=== TASK REQUIREMENTS ===
Please rewrite the data below, changing "Graduate Degree" to "Postgraduate Degree" and leaving everything else as it is.

■ ■ ■ ■

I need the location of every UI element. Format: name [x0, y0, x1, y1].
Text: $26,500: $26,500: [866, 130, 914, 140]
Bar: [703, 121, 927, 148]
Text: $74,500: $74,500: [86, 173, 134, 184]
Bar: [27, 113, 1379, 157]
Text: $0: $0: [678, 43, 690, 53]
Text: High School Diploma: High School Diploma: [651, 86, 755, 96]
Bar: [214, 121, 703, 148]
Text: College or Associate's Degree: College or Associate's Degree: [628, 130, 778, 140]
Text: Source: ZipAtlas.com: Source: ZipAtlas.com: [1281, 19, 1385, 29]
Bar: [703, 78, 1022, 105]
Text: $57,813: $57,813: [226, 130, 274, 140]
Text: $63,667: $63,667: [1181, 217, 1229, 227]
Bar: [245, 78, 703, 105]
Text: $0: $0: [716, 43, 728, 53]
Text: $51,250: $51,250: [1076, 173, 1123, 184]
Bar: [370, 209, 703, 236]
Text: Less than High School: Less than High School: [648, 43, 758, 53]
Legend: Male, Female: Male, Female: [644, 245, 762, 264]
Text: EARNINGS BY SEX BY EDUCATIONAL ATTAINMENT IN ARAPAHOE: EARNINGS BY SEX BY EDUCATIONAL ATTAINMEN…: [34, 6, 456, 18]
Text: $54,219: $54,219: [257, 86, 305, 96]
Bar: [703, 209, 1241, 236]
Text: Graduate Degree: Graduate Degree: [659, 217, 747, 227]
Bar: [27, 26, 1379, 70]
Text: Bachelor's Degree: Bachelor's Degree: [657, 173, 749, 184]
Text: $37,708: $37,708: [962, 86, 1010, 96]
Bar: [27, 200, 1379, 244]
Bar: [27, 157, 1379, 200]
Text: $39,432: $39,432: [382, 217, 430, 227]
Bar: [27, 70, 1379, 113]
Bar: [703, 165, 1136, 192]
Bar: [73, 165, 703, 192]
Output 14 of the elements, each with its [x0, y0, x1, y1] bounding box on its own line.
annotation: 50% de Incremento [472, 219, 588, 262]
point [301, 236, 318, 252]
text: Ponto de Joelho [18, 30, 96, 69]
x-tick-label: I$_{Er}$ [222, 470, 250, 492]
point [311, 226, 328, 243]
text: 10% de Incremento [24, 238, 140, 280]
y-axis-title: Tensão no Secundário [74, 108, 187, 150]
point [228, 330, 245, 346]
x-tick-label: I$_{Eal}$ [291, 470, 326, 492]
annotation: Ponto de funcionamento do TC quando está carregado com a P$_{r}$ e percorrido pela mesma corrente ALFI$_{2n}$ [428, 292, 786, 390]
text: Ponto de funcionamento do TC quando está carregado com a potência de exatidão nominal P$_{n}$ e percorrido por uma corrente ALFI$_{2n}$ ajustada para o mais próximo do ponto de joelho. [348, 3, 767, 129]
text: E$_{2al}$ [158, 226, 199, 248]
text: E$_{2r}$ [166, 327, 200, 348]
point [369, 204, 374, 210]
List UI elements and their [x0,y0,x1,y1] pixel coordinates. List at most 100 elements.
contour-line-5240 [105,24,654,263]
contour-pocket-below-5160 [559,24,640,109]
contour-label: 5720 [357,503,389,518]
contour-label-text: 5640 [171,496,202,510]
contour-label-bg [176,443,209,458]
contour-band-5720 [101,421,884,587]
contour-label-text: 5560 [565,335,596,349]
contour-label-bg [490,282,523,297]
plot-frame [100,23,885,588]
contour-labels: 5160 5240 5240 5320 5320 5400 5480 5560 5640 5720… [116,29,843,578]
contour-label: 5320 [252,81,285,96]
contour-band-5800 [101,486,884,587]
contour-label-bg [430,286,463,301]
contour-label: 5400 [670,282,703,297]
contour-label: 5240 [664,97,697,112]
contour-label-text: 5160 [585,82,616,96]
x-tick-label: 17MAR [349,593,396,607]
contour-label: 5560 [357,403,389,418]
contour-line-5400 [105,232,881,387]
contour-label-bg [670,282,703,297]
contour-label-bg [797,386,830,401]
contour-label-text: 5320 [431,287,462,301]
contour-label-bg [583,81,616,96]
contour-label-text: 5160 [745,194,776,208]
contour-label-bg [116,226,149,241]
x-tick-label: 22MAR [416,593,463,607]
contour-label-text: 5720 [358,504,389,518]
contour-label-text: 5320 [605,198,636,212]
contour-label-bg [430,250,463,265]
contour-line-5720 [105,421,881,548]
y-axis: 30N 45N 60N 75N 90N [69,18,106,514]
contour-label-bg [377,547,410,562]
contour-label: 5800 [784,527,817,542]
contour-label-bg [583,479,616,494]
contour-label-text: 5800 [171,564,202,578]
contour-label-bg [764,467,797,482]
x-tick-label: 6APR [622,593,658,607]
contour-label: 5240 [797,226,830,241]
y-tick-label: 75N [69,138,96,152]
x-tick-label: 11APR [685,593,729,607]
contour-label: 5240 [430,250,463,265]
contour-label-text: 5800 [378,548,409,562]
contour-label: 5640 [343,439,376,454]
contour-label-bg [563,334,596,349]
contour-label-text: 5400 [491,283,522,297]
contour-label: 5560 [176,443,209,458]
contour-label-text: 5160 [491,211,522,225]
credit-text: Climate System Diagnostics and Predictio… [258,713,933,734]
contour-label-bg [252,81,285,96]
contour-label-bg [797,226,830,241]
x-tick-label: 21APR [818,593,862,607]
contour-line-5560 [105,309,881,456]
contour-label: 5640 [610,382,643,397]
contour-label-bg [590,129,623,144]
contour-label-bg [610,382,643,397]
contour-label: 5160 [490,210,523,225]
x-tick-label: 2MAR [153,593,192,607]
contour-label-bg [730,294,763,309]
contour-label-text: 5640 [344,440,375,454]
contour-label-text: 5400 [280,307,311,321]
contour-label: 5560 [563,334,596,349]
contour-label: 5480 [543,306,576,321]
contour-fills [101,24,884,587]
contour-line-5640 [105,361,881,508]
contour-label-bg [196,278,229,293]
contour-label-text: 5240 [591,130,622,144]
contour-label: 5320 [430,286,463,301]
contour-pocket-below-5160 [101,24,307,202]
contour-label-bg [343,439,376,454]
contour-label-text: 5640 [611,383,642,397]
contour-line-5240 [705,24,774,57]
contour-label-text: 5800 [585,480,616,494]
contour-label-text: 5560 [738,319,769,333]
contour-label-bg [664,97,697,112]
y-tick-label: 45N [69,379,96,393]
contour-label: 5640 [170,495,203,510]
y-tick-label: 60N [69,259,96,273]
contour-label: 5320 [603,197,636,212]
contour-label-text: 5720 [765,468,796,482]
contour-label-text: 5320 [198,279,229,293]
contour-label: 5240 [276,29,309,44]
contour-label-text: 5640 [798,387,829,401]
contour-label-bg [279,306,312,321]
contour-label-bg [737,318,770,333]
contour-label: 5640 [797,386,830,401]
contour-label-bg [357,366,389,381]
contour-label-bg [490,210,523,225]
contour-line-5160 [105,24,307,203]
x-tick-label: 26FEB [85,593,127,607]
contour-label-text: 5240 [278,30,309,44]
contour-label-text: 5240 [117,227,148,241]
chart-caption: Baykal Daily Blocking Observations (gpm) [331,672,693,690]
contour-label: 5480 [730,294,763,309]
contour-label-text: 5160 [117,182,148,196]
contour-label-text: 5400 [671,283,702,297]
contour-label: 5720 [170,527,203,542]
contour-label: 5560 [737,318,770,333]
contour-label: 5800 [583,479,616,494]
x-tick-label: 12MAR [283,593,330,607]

■ ■ ■ ■

=== ANSWER TO THIS TASK ===
I need the location of every UI element. Format: name [x0, y0, x1, y1].
Text: $26,500: $26,500: [866, 130, 914, 140]
Bar: [703, 121, 927, 148]
Text: $74,500: $74,500: [86, 173, 134, 184]
Bar: [27, 113, 1379, 157]
Text: $0: $0: [678, 43, 690, 53]
Text: High School Diploma: High School Diploma: [651, 86, 755, 96]
Bar: [214, 121, 703, 148]
Text: College or Associate's Degree: College or Associate's Degree: [628, 130, 778, 140]
Text: Source: ZipAtlas.com: Source: ZipAtlas.com: [1281, 19, 1385, 29]
Bar: [703, 78, 1022, 105]
Text: $57,813: $57,813: [226, 130, 274, 140]
Text: $63,667: $63,667: [1181, 217, 1229, 227]
Bar: [245, 78, 703, 105]
Text: $0: $0: [716, 43, 728, 53]
Text: $51,250: $51,250: [1076, 173, 1123, 184]
Bar: [370, 209, 703, 236]
Text: Less than High School: Less than High School: [648, 43, 758, 53]
Legend: Male, Female: Male, Female: [644, 245, 762, 264]
Text: EARNINGS BY SEX BY EDUCATIONAL ATTAINMENT IN ARAPAHOE: EARNINGS BY SEX BY EDUCATIONAL ATTAINMEN…: [34, 6, 456, 18]
Text: $54,219: $54,219: [257, 86, 305, 96]
Bar: [703, 209, 1241, 236]
Text: Postgraduate Degree: Postgraduate Degree: [659, 217, 747, 227]
Bar: [27, 26, 1379, 70]
Text: Bachelor's Degree: Bachelor's Degree: [657, 173, 749, 184]
Text: $37,708: $37,708: [962, 86, 1010, 96]
Bar: [27, 200, 1379, 244]
Bar: [27, 157, 1379, 200]
Text: $39,432: $39,432: [382, 217, 430, 227]
Bar: [27, 70, 1379, 113]
Bar: [703, 165, 1136, 192]
Bar: [73, 165, 703, 192]
Output 14 of the elements, each with its [x0, y0, x1, y1] bounding box on its own line.
annotation: 50% de Incremento [472, 219, 588, 262]
point [301, 236, 318, 252]
text: Ponto de Joelho [18, 30, 96, 69]
x-tick-label: I$_{Er}$ [222, 470, 250, 492]
point [311, 226, 328, 243]
text: 10% de Incremento [24, 238, 140, 280]
y-axis-title: Tensão no Secundário [74, 108, 187, 150]
point [228, 330, 245, 346]
x-tick-label: I$_{Eal}$ [291, 470, 326, 492]
annotation: Ponto de funcionamento do TC quando está carregado com a P$_{r}$ e percorrido pela mesma corrente ALFI$_{2n}$ [428, 292, 786, 390]
text: Ponto de funcionamento do TC quando está carregado com a potência de exatidão nominal P$_{n}$ e percorrido por uma corrente ALFI$_{2n}$ ajustada para o mais próximo do ponto de joelho. [348, 3, 767, 129]
text: E$_{2al}$ [158, 226, 199, 248]
text: E$_{2r}$ [166, 327, 200, 348]
point [369, 204, 374, 210]
List UI elements and their [x0,y0,x1,y1] pixel coordinates. List at most 100 elements.
contour-line-5240 [105,24,654,263]
contour-pocket-below-5160 [559,24,640,109]
contour-label: 5720 [357,503,389,518]
contour-label-text: 5640 [171,496,202,510]
contour-label-bg [176,443,209,458]
contour-band-5720 [101,421,884,587]
contour-label-text: 5560 [565,335,596,349]
contour-label-bg [490,282,523,297]
plot-frame [100,23,885,588]
contour-labels: 5160 5240 5240 5320 5320 5400 5480 5560 5640 5720… [116,29,843,578]
contour-label: 5320 [252,81,285,96]
contour-band-5800 [101,486,884,587]
contour-label-bg [430,286,463,301]
contour-label: 5400 [670,282,703,297]
contour-label: 5240 [664,97,697,112]
contour-label-text: 5160 [585,82,616,96]
x-tick-label: 17MAR [349,593,396,607]
contour-label: 5560 [357,403,389,418]
contour-line-5400 [105,232,881,387]
contour-label-bg [670,282,703,297]
contour-label-bg [797,386,830,401]
contour-label-text: 5320 [431,287,462,301]
contour-label-bg [583,81,616,96]
contour-label-text: 5160 [745,194,776,208]
contour-label-bg [116,226,149,241]
x-tick-label: 22MAR [416,593,463,607]
contour-label-text: 5720 [358,504,389,518]
contour-label-text: 5320 [605,198,636,212]
contour-label-bg [430,250,463,265]
contour-line-5720 [105,421,881,548]
y-axis: 30N 45N 60N 75N 90N [69,18,106,514]
contour-label-bg [377,547,410,562]
contour-label: 5800 [784,527,817,542]
contour-label-bg [583,479,616,494]
contour-label-text: 5800 [171,564,202,578]
contour-label-bg [764,467,797,482]
x-tick-label: 6APR [622,593,658,607]
contour-label: 5240 [797,226,830,241]
y-tick-label: 75N [69,138,96,152]
x-tick-label: 11APR [685,593,729,607]
contour-label: 5240 [430,250,463,265]
contour-label-text: 5800 [378,548,409,562]
contour-label: 5640 [343,439,376,454]
contour-label-bg [563,334,596,349]
contour-label-text: 5400 [491,283,522,297]
contour-label: 5560 [176,443,209,458]
contour-label-text: 5160 [491,211,522,225]
credit-text: Climate System Diagnostics and Predictio… [258,713,933,734]
contour-label-bg [252,81,285,96]
contour-label-bg [797,226,830,241]
x-tick-label: 21APR [818,593,862,607]
contour-line-5560 [105,309,881,456]
contour-label: 5640 [610,382,643,397]
contour-label-bg [590,129,623,144]
contour-label-bg [610,382,643,397]
contour-label: 5160 [490,210,523,225]
x-tick-label: 2MAR [153,593,192,607]
contour-label-bg [730,294,763,309]
contour-label-text: 5640 [344,440,375,454]
contour-label-text: 5400 [280,307,311,321]
contour-label: 5560 [563,334,596,349]
contour-label: 5480 [543,306,576,321]
contour-fills [101,24,884,587]
contour-line-5640 [105,361,881,508]
contour-label-bg [196,278,229,293]
contour-label-text: 5240 [591,130,622,144]
contour-label: 5320 [430,286,463,301]
contour-pocket-below-5160 [101,24,307,202]
contour-label-bg [343,439,376,454]
contour-label-text: 5640 [611,383,642,397]
contour-line-5240 [705,24,774,57]
contour-label-text: 5800 [585,480,616,494]
contour-label-text: 5560 [738,319,769,333]
contour-label-bg [664,97,697,112]
y-tick-label: 45N [69,379,96,393]
contour-label: 5640 [170,495,203,510]
y-tick-label: 60N [69,259,96,273]
contour-label: 5320 [603,197,636,212]
contour-label-text: 5720 [765,468,796,482]
contour-label-text: 5320 [198,279,229,293]
contour-label: 5240 [276,29,309,44]
contour-label-text: 5640 [798,387,829,401]
contour-label-bg [279,306,312,321]
contour-label-bg [737,318,770,333]
contour-label: 5640 [797,386,830,401]
contour-label-bg [357,366,389,381]
contour-label-bg [490,210,523,225]
contour-line-5160 [105,24,307,203]
x-tick-label: 26FEB [85,593,127,607]
contour-label-text: 5240 [278,30,309,44]
contour-label-text: 5240 [117,227,148,241]
chart-caption: Baykal Daily Blocking Observations (gpm) [331,672,693,690]
contour-label: 5480 [730,294,763,309]
contour-label-text: 5160 [117,182,148,196]
contour-label-text: 5400 [671,283,702,297]
contour-label: 5720 [170,527,203,542]
contour-label: 5560 [737,318,770,333]
contour-label: 5800 [583,479,616,494]
x-tick-label: 12MAR [283,593,330,607]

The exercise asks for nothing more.